[THE EXERCISE]
Scan the data. Collect each line that contains the word "object".

[START]

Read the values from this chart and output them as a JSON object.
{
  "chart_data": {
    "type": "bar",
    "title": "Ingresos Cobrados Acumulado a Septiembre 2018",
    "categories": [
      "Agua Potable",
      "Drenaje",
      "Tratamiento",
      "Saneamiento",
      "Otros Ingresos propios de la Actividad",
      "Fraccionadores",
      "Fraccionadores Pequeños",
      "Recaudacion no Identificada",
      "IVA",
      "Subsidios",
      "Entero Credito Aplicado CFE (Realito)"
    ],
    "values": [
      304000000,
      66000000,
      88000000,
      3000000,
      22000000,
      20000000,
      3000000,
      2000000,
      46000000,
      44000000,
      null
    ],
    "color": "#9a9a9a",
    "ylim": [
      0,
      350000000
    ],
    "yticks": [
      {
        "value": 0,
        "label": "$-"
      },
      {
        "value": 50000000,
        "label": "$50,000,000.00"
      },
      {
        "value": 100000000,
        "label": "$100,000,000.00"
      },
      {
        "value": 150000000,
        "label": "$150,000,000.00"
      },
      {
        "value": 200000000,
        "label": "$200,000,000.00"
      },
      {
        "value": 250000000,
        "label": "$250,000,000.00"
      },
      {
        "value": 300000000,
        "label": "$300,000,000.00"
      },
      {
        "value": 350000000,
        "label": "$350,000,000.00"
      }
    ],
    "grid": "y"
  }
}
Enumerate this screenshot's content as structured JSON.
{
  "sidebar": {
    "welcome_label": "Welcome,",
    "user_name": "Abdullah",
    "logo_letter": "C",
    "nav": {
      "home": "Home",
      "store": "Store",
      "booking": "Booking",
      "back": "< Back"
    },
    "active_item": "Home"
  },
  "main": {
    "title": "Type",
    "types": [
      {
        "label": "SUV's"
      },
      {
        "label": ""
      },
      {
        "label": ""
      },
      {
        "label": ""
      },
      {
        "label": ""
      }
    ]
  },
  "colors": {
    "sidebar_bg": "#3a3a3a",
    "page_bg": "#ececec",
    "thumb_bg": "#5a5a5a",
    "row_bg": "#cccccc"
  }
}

[END]
[START]

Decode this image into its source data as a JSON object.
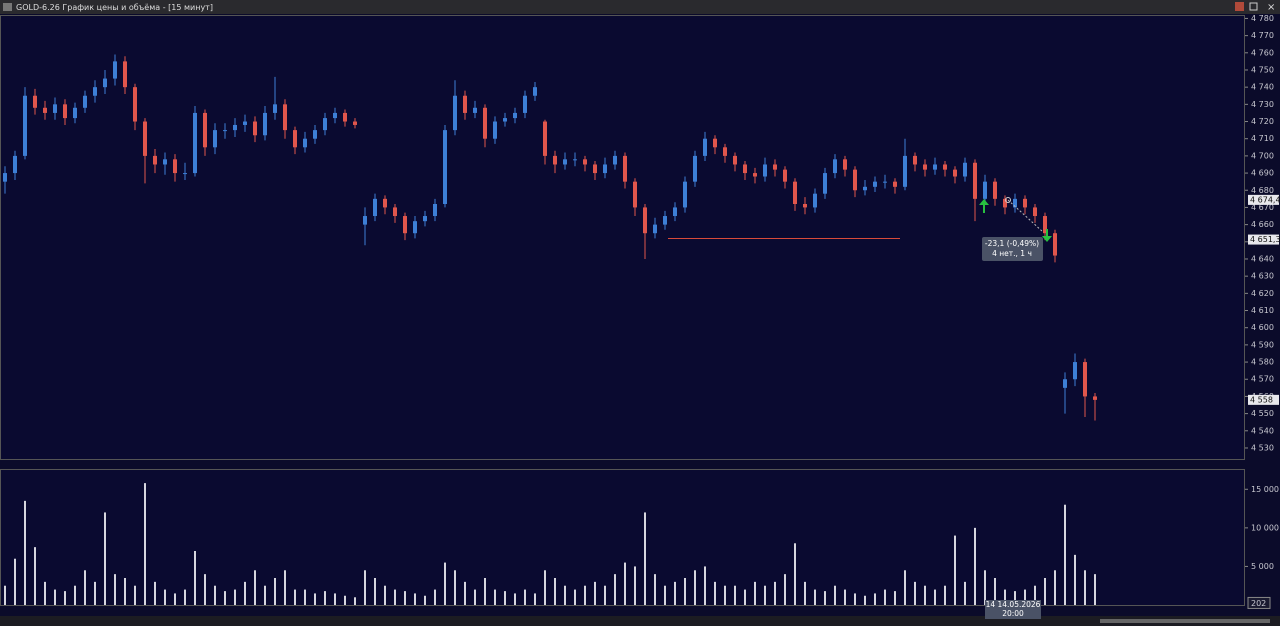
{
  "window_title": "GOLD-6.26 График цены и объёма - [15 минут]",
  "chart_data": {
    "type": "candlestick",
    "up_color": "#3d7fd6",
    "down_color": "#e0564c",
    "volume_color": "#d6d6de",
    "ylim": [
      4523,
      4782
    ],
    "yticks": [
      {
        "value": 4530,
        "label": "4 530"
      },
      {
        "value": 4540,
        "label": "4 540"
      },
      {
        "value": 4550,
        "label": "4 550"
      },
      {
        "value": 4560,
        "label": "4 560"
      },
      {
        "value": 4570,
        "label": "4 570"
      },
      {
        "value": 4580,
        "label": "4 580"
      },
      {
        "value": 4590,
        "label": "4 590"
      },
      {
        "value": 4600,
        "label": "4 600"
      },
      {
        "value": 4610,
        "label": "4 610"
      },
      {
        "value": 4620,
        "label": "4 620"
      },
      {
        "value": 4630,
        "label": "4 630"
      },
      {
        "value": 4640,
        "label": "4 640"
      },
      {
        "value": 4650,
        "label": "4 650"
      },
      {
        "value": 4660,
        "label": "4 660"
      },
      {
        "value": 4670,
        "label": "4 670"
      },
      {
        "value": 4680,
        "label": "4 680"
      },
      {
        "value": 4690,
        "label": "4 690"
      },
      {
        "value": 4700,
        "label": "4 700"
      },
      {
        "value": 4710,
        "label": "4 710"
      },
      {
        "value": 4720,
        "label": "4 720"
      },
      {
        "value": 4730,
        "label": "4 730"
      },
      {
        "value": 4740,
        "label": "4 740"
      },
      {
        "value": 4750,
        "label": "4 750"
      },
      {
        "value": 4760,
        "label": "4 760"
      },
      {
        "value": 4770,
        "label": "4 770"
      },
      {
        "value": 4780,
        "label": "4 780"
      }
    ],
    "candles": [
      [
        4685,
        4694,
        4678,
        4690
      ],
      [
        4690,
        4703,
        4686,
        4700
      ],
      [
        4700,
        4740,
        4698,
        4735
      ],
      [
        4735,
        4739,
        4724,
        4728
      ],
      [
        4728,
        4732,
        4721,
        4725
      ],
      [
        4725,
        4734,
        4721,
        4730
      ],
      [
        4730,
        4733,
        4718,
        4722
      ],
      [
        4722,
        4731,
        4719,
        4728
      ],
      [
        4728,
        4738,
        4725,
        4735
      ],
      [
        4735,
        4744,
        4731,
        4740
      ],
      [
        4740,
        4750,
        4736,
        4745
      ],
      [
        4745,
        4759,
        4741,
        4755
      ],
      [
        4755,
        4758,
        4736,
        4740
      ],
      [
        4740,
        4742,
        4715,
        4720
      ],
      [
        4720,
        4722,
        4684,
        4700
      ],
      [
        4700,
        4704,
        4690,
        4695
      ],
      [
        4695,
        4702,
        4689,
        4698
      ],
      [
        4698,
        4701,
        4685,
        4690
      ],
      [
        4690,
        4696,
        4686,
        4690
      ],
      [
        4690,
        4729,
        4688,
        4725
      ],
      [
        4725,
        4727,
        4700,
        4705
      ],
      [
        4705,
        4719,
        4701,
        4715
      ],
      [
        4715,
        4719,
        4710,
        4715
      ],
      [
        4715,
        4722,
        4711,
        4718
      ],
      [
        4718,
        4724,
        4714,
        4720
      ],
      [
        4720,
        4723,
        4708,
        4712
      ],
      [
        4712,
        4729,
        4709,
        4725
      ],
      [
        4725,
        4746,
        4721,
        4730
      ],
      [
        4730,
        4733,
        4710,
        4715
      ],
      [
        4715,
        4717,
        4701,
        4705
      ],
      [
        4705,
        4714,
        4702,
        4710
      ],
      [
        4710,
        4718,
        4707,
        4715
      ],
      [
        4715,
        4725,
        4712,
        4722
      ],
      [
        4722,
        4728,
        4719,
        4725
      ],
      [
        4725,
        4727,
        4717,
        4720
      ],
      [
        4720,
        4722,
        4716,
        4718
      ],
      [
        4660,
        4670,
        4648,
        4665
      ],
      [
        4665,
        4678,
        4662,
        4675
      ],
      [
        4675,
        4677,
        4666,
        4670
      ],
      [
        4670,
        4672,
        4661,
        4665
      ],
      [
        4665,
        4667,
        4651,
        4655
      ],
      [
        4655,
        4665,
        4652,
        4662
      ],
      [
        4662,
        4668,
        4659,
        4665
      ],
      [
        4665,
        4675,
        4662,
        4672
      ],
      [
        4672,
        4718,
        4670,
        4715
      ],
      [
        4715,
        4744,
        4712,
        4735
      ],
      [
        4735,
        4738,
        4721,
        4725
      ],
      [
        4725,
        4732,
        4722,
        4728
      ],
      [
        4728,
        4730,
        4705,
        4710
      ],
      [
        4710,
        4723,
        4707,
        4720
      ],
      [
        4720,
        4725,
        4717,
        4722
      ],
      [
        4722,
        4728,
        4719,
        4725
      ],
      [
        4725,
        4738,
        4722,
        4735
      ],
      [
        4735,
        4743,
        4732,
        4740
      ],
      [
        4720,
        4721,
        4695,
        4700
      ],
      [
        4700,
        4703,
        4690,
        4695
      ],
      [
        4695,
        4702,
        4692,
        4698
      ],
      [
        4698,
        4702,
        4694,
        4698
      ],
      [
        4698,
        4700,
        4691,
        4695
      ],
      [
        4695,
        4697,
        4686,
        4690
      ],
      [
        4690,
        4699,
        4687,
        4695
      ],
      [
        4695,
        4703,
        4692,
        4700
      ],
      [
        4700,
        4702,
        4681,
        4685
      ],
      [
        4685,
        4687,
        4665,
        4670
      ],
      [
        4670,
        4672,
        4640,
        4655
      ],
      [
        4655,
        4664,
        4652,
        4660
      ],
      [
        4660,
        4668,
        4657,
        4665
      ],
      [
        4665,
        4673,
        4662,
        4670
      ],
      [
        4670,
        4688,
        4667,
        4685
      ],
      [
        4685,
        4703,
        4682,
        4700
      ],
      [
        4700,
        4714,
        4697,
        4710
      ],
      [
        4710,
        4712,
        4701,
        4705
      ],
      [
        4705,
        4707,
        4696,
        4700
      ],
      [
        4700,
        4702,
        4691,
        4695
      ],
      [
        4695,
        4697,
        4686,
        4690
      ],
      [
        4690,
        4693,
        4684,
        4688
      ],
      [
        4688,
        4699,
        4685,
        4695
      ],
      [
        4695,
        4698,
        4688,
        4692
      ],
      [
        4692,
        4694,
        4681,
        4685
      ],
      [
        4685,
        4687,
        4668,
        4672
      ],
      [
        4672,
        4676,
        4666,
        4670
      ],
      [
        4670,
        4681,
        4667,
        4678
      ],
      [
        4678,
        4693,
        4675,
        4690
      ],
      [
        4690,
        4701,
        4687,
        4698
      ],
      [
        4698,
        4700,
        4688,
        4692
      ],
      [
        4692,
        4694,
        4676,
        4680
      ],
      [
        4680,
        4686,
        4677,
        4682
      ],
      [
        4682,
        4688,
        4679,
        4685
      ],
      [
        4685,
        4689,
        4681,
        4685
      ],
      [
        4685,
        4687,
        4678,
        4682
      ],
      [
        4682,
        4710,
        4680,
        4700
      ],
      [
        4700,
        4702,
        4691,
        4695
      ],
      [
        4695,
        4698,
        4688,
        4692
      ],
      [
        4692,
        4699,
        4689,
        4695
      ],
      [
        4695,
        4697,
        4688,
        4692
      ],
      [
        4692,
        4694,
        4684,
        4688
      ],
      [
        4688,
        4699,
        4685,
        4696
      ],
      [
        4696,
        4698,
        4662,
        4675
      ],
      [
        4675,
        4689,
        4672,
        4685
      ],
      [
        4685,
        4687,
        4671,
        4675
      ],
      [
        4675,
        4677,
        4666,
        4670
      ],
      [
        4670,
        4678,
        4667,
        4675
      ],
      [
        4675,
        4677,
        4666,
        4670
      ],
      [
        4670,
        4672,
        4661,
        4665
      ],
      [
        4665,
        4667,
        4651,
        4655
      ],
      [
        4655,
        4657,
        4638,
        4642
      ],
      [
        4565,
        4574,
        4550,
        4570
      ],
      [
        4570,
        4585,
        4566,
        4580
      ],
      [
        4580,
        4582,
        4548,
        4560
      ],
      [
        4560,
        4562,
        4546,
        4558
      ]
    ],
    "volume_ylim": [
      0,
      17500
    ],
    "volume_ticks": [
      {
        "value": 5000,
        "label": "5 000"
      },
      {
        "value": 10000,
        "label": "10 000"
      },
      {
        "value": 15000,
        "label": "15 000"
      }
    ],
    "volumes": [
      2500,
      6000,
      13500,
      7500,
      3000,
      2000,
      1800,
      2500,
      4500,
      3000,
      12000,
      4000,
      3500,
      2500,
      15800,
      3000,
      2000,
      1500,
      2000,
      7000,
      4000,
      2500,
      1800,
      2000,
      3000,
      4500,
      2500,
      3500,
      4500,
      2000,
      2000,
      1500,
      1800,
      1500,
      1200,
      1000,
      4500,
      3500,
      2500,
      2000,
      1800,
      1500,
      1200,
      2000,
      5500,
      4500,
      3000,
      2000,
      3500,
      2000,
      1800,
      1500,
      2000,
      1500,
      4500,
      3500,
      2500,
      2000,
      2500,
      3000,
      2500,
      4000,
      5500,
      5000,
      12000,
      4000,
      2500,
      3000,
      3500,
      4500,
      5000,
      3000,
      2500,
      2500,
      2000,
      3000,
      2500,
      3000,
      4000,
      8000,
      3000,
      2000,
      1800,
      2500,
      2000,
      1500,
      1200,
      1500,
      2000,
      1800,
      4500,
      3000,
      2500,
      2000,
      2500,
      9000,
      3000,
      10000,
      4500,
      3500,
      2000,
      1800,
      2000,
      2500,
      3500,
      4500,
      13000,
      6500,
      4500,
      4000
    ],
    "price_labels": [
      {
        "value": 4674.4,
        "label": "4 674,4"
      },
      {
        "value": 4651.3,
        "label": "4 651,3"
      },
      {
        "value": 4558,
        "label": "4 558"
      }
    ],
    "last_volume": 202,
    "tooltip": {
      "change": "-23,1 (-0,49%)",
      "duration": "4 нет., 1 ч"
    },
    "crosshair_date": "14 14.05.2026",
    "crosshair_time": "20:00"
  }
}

[END]
[START]

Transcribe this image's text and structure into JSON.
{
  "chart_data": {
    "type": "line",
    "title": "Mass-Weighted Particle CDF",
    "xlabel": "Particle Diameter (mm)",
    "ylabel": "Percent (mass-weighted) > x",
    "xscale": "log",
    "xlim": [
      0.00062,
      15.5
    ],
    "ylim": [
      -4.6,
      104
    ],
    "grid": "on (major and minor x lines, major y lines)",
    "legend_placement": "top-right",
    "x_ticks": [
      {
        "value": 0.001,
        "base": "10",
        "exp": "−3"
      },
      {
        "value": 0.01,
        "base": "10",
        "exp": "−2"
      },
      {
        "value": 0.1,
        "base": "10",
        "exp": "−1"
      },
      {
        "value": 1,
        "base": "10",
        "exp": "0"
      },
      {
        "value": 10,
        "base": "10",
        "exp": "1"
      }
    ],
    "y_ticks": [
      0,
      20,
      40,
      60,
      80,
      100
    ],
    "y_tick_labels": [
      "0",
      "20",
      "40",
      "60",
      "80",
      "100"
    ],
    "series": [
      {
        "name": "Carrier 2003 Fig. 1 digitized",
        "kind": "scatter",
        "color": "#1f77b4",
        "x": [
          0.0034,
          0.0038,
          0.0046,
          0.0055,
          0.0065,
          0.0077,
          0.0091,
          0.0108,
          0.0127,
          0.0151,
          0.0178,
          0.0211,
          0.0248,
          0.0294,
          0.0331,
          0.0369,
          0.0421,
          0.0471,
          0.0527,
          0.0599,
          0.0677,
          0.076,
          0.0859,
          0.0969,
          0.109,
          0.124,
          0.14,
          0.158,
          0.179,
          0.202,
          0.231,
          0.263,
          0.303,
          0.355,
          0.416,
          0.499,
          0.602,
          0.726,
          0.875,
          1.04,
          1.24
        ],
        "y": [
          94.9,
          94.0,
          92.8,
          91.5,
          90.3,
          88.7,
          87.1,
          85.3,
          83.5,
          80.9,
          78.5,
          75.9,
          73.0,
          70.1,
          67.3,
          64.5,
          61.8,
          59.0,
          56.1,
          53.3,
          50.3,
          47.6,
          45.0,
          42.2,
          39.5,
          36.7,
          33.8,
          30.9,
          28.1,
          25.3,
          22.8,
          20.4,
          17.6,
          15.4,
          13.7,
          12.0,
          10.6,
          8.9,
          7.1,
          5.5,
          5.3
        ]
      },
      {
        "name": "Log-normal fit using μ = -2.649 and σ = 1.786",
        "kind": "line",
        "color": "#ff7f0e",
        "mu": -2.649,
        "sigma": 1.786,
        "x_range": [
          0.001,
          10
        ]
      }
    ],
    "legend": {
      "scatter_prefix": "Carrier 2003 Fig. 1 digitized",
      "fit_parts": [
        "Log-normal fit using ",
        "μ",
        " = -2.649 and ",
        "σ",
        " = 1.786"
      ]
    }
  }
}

[END]

[THE RESPONSE]
Read the values from this chart and output them as a JSON object.
Decode this image into its source data as a JSON object.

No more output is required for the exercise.